Do not carry the pictures over; copy every other part of the entries exactly.

#### DATA SUPPLIED
━━━━━━━━━━
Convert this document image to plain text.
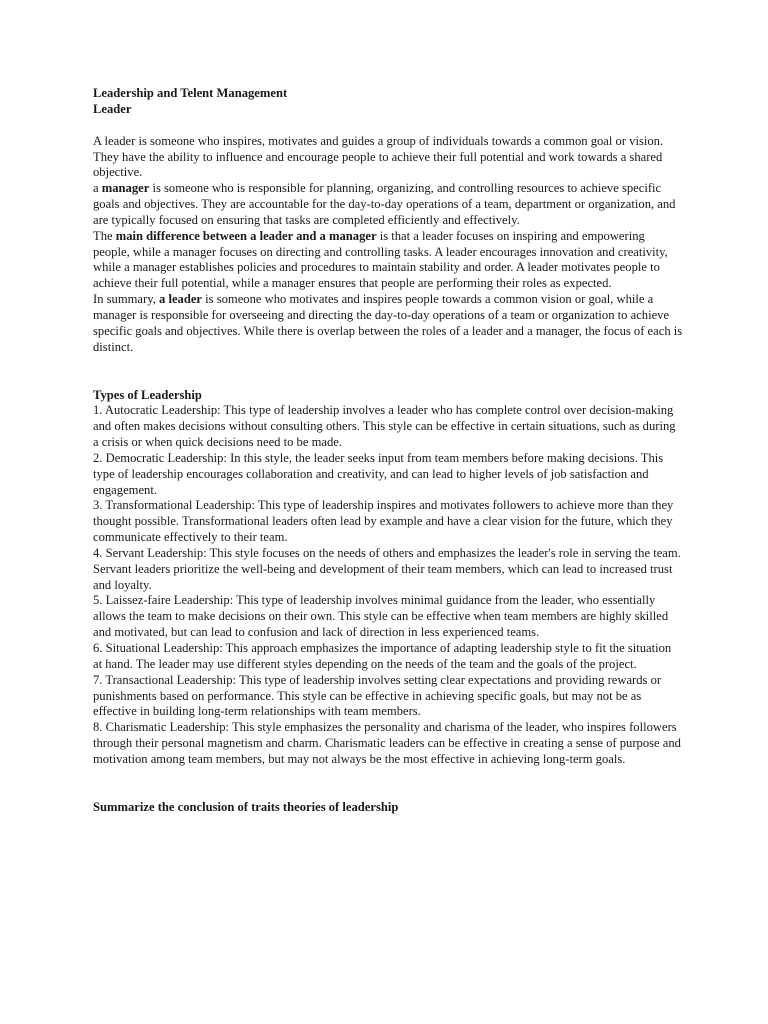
Leadership and Telent Management

Leader

A leader is someone who inspires, motivates and guides a group of individuals towards a common goal or vision. They have the ability to influence and encourage people to achieve their full potential and work towards a shared objective.

a manager is someone who is responsible for planning, organizing, and controlling resources to achieve specific goals and objectives. They are accountable for the day-to-day operations of a team, department or organization, and are typically focused on ensuring that tasks are completed efficiently and effectively.

The main difference between a leader and a manager is that a leader focuses on inspiring and empowering people, while a manager focuses on directing and controlling tasks. A leader encourages innovation and creativity, while a manager establishes policies and procedures to maintain stability and order. A leader motivates people to achieve their full potential, while a manager ensures that people are performing their roles as expected.

In summary, a leader is someone who motivates and inspires people towards a common vision or goal, while a manager is responsible for overseeing and directing the day-to-day operations of a team or organization to achieve specific goals and objectives. While there is overlap between the roles of a leader and a manager, the focus of each is distinct.

Types of Leadership

1. Autocratic Leadership: This type of leadership involves a leader who has complete control over decision-making and often makes decisions without consulting others. This style can be effective in certain situations, such as during a crisis or when quick decisions need to be made.

2. Democratic Leadership: In this style, the leader seeks input from team members before making decisions. This type of leadership encourages collaboration and creativity, and can lead to higher levels of job satisfaction and engagement.

3. Transformational Leadership: This type of leadership inspires and motivates followers to achieve more than they thought possible. Transformational leaders often lead by example and have a clear vision for the future, which they communicate effectively to their team.

4. Servant Leadership: This style focuses on the needs of others and emphasizes the leader's role in serving the team. Servant leaders prioritize the well-being and development of their team members, which can lead to increased trust and loyalty.

5. Laissez-faire Leadership: This type of leadership involves minimal guidance from the leader, who essentially allows the team to make decisions on their own. This style can be effective when team members are highly skilled and motivated, but can lead to confusion and lack of direction in less experienced teams.

6. Situational Leadership: This approach emphasizes the importance of adapting leadership style to fit the situation at hand. The leader may use different styles depending on the needs of the team and the goals of the project.

7. Transactional Leadership: This type of leadership involves setting clear expectations and providing rewards or punishments based on performance. This style can be effective in achieving specific goals, but may not be as effective in building long-term relationships with team members.

8. Charismatic Leadership: This style emphasizes the personality and charisma of the leader, who inspires followers through their personal magnetism and charm. Charismatic leaders can be effective in creating a sense of purpose and motivation among team members, but may not always be the most effective in achieving long-term goals.

Summarize the conclusion of traits theories of leadership
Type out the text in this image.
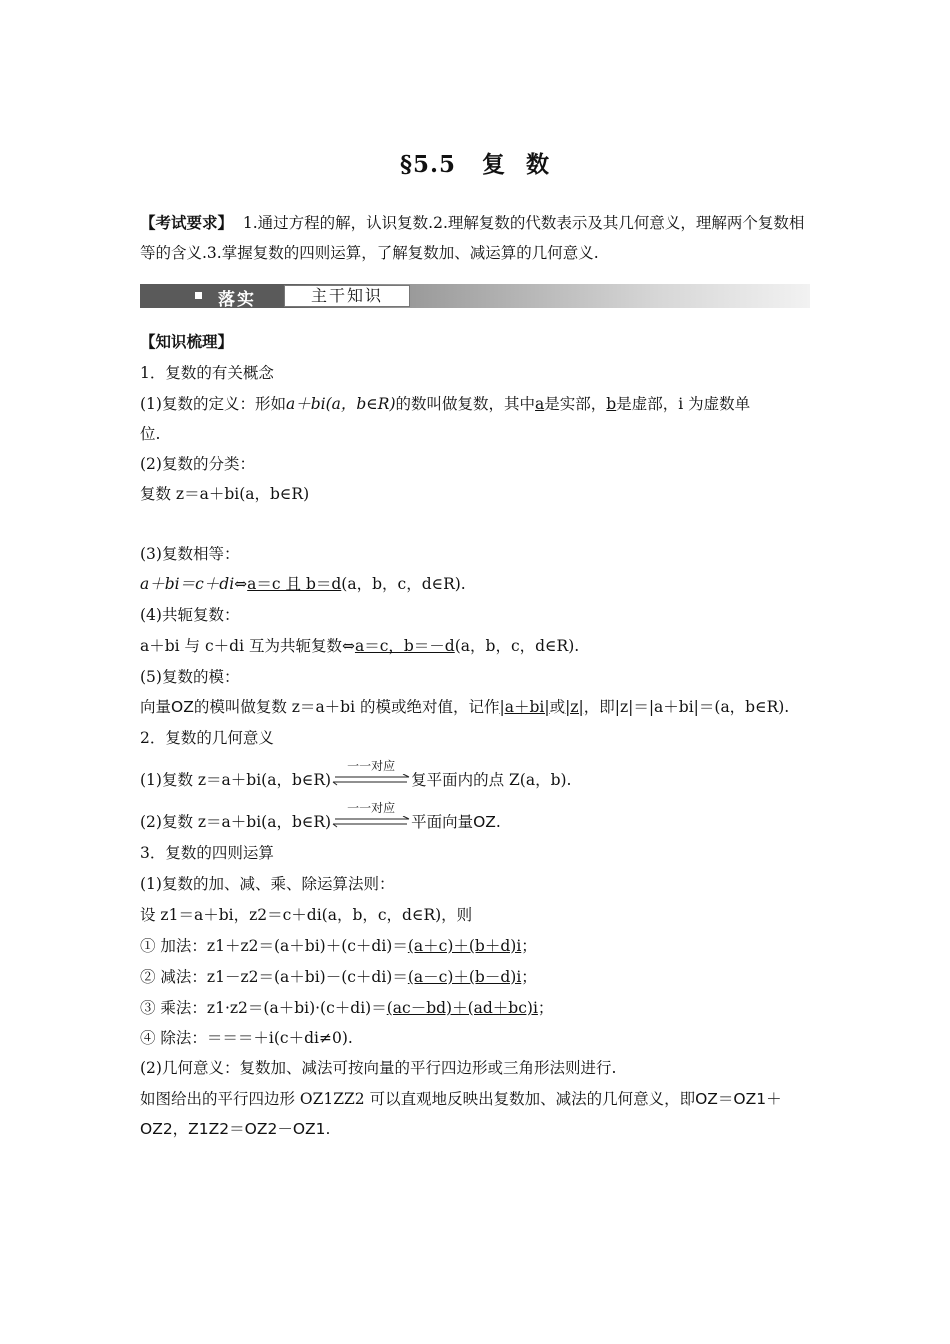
§5.5 复 数
【考试要求】 1.通过方程的解，认识复数.2.理解复数的代数表示及其几何意义，理解两个复数相等的含义.3.掌握复数的四则运算，了解复数加、减运算的几何意义.
落实	主干知识
【知识梳理】
1．复数的有关概念
(1)复数的定义：形如a＋bi(a，b∈R)的数叫做复数，其中a是实部，b是虚部，i 为虚数单
位.
(2)复数的分类：
复数 z＝a＋bi(a，b∈R)
(3)复数相等：
a＋bi＝c＋di⇔a＝c 且 b＝d(a，b，c，d∈R).
(4)共轭复数：
a＋bi 与 c＋di 互为共轭复数⇔a＝c，b＝－d(a，b，c，d∈R).
(5)复数的模：
向量OZ的模叫做复数 z＝a＋bi 的模或绝对值，记作|a＋bi|或|z|，即|z|＝|a＋bi|＝(a，b∈R).
2．复数的几何意义
(1)复数 z＝a＋bi(a，b∈R)
一一对应
复平面内的点 Z(a，b).
(2)复数 z＝a＋bi(a，b∈R)
一一对应
平面向量OZ.
3．复数的四则运算
(1)复数的加、减、乘、除运算法则：
设 z1＝a＋bi，z2＝c＋di(a，b，c，d∈R)，则
① 加法：z1＋z2＝(a＋bi)＋(c＋di)＝(a＋c)＋(b＋d)i；
② 减法：z1－z2＝(a＋bi)－(c＋di)＝(a－c)＋(b－d)i；
③ 乘法：z1·z2＝(a＋bi)·(c＋di)＝(ac－bd)＋(ad＋bc)i；
④ 除法：＝＝＝＋i(c＋di≠0).
(2)几何意义：复数加、减法可按向量的平行四边形或三角形法则进行.
如图给出的平行四边形 OZ1ZZ2 可以直观地反映出复数加、减法的几何意义，即OZ＝OZ1＋
OZ2，Z1Z2＝OZ2－OZ1.
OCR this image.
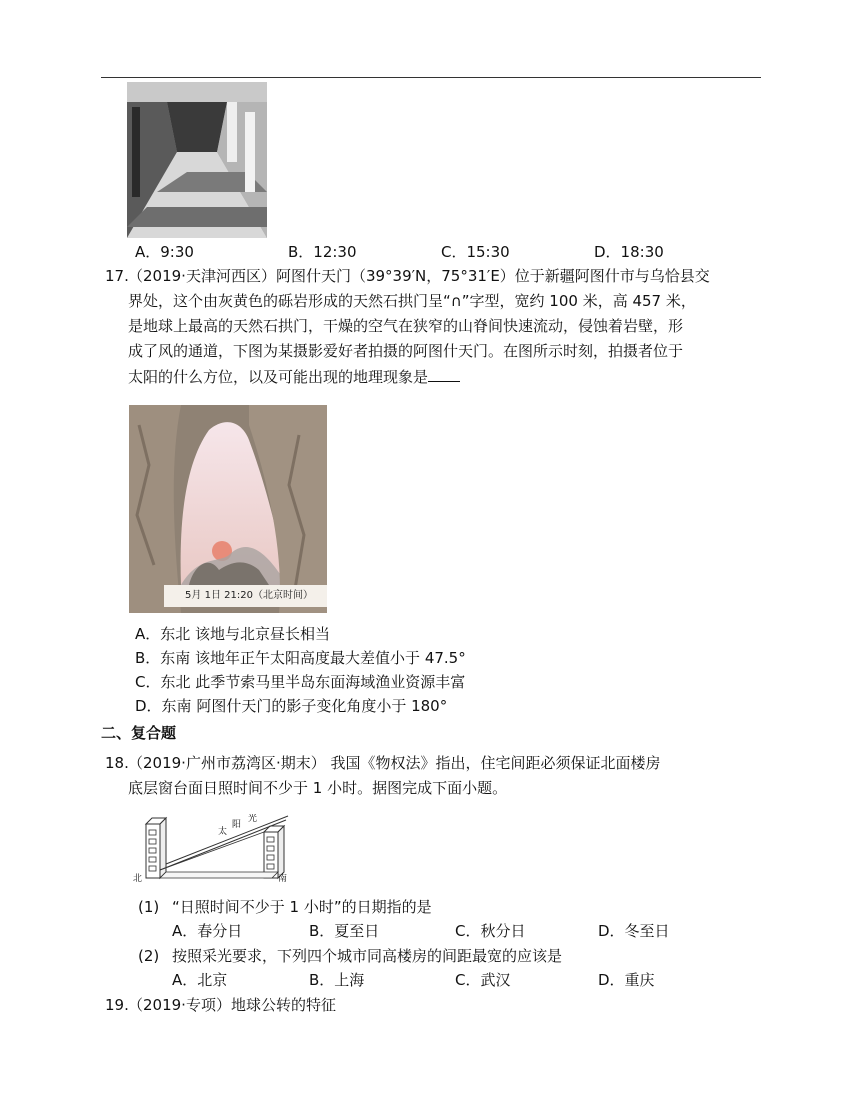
A．9:30	B．12:30	C．15:30	D．18:30
17. （2019·天津河西区）阿图什天门（39°39′N，75°31′E）位于新疆阿图什市与乌恰县交
界处，这个由灰黄色的砾岩形成的天然石拱门呈“∩”字型，宽约 100 米，高 457 米，
是地球上最高的天然石拱门，干燥的空气在狭窄的山脊间快速流动，侵蚀着岩壁，形
成了风的通道，下图为某摄影爱好者拍摄的阿图什天门。在图所示时刻，拍摄者位于
太阳的什么方位，以及可能出现的地理现象是
5月 1日 21:20（北京时间）
A．东北 该地与北京昼长相当
B．东南 该地年正午太阳高度最大差值小于 47.5°
C．东北 此季节索马里半岛东面海域渔业资源丰富
D．东南 阿图什天门的影子变化角度小于 180°
二、复合题
18. （2019·广州市荔湾区·期末） 我国《物权法》指出，住宅间距必须保证北面楼房
底层窗台面日照时间不少于 1 小时。据图完成下面小题。
太
阳
光
北	南
(1) “日照时间不少于 1 小时”的日期指的是
A．春分日	B．夏至日	C．秋分日	D．冬至日
(2) 按照采光要求，下列四个城市同高楼房的间距最宽的应该是
A．北京	B．上海	C．武汉	D．重庆
19. （2019·专项）地球公转的特征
━━━━━━━━━━
#### TASK RESPONSE
Convert this document image to plain text.
Leadership and Telent Management

Leader

A leader is someone who inspires, motivates and guides a group of individuals towards a common goal or vision. They have the ability to influence and encourage people to achieve their full potential and work towards a shared objective.

a manager is someone who is responsible for planning, organizing, and controlling resources to achieve specific goals and objectives. They are accountable for the day-to-day operations of a team, department or organization, and are typically focused on ensuring that tasks are completed efficiently and effectively.

The main difference between a leader and a manager is that a leader focuses on inspiring and empowering people, while a manager focuses on directing and controlling tasks. A leader encourages innovation and creativity, while a manager establishes policies and procedures to maintain stability and order. A leader motivates people to achieve their full potential, while a manager ensures that people are performing their roles as expected.

In summary, a leader is someone who motivates and inspires people towards a common vision or goal, while a manager is responsible for overseeing and directing the day-to-day operations of a team or organization to achieve specific goals and objectives. While there is overlap between the roles of a leader and a manager, the focus of each is distinct.

Types of Leadership

1. Autocratic Leadership: This type of leadership involves a leader who has complete control over decision-making and often makes decisions without consulting others. This style can be effective in certain situations, such as during a crisis or when quick decisions need to be made.

2. Democratic Leadership: In this style, the leader seeks input from team members before making decisions. This type of leadership encourages collaboration and creativity, and can lead to higher levels of job satisfaction and engagement.

3. Transformational Leadership: This type of leadership inspires and motivates followers to achieve more than they thought possible. Transformational leaders often lead by example and have a clear vision for the future, which they communicate effectively to their team.

4. Servant Leadership: This style focuses on the needs of others and emphasizes the leader's role in serving the team. Servant leaders prioritize the well-being and development of their team members, which can lead to increased trust and loyalty.

5. Laissez-faire Leadership: This type of leadership involves minimal guidance from the leader, who essentially allows the team to make decisions on their own. This style can be effective when team members are highly skilled and motivated, but can lead to confusion and lack of direction in less experienced teams.

6. Situational Leadership: This approach emphasizes the importance of adapting leadership style to fit the situation at hand. The leader may use different styles depending on the needs of the team and the goals of the project.

7. Transactional Leadership: This type of leadership involves setting clear expectations and providing rewards or punishments based on performance. This style can be effective in achieving specific goals, but may not be as effective in building long-term relationships with team members.

8. Charismatic Leadership: This style emphasizes the personality and charisma of the leader, who inspires followers through their personal magnetism and charm. Charismatic leaders can be effective in creating a sense of purpose and motivation among team members, but may not always be the most effective in achieving long-term goals.

Summarize the conclusion of traits theories of leadership
Type out the text in this image.
§5.5 复 数
【考试要求】 1.通过方程的解，认识复数.2.理解复数的代数表示及其几何意义，理解两个复数相等的含义.3.掌握复数的四则运算，了解复数加、减运算的几何意义.
落实	主干知识
【知识梳理】
1．复数的有关概念
(1)复数的定义：形如a＋bi(a，b∈R)的数叫做复数，其中a是实部，b是虚部，i 为虚数单
位.
(2)复数的分类：
复数 z＝a＋bi(a，b∈R)
(3)复数相等：
a＋bi＝c＋di⇔a＝c 且 b＝d(a，b，c，d∈R).
(4)共轭复数：
a＋bi 与 c＋di 互为共轭复数⇔a＝c，b＝－d(a，b，c，d∈R).
(5)复数的模：
向量OZ的模叫做复数 z＝a＋bi 的模或绝对值，记作|a＋bi|或|z|，即|z|＝|a＋bi|＝(a，b∈R).
2．复数的几何意义
(1)复数 z＝a＋bi(a，b∈R)
一一对应
复平面内的点 Z(a，b).
(2)复数 z＝a＋bi(a，b∈R)
一一对应
平面向量OZ.
3．复数的四则运算
(1)复数的加、减、乘、除运算法则：
设 z1＝a＋bi，z2＝c＋di(a，b，c，d∈R)，则
① 加法：z1＋z2＝(a＋bi)＋(c＋di)＝(a＋c)＋(b＋d)i；
② 减法：z1－z2＝(a＋bi)－(c＋di)＝(a－c)＋(b－d)i；
③ 乘法：z1·z2＝(a＋bi)·(c＋di)＝(ac－bd)＋(ad＋bc)i；
④ 除法：＝＝＝＋i(c＋di≠0).
(2)几何意义：复数加、减法可按向量的平行四边形或三角形法则进行.
如图给出的平行四边形 OZ1ZZ2 可以直观地反映出复数加、减法的几何意义，即OZ＝OZ1＋
OZ2，Z1Z2＝OZ2－OZ1.
OCR this image.
A．9:30	B．12:30	C．15:30	D．18:30
17. （2019·天津河西区）阿图什天门（39°39′N，75°31′E）位于新疆阿图什市与乌恰县交
界处，这个由灰黄色的砾岩形成的天然石拱门呈“∩”字型，宽约 100 米，高 457 米，
是地球上最高的天然石拱门，干燥的空气在狭窄的山脊间快速流动，侵蚀着岩壁，形
成了风的通道，下图为某摄影爱好者拍摄的阿图什天门。在图所示时刻，拍摄者位于
太阳的什么方位，以及可能出现的地理现象是
5月 1日 21:20（北京时间）
A．东北 该地与北京昼长相当
B．东南 该地年正午太阳高度最大差值小于 47.5°
C．东北 此季节索马里半岛东面海域渔业资源丰富
D．东南 阿图什天门的影子变化角度小于 180°
二、复合题
18. （2019·广州市荔湾区·期末） 我国《物权法》指出，住宅间距必须保证北面楼房
底层窗台面日照时间不少于 1 小时。据图完成下面小题。
太
阳
光
北	南
(1) “日照时间不少于 1 小时”的日期指的是
A．春分日	B．夏至日	C．秋分日	D．冬至日
(2) 按照采光要求，下列四个城市同高楼房的间距最宽的应该是
A．北京	B．上海	C．武汉	D．重庆
19. （2019·专项）地球公转的特征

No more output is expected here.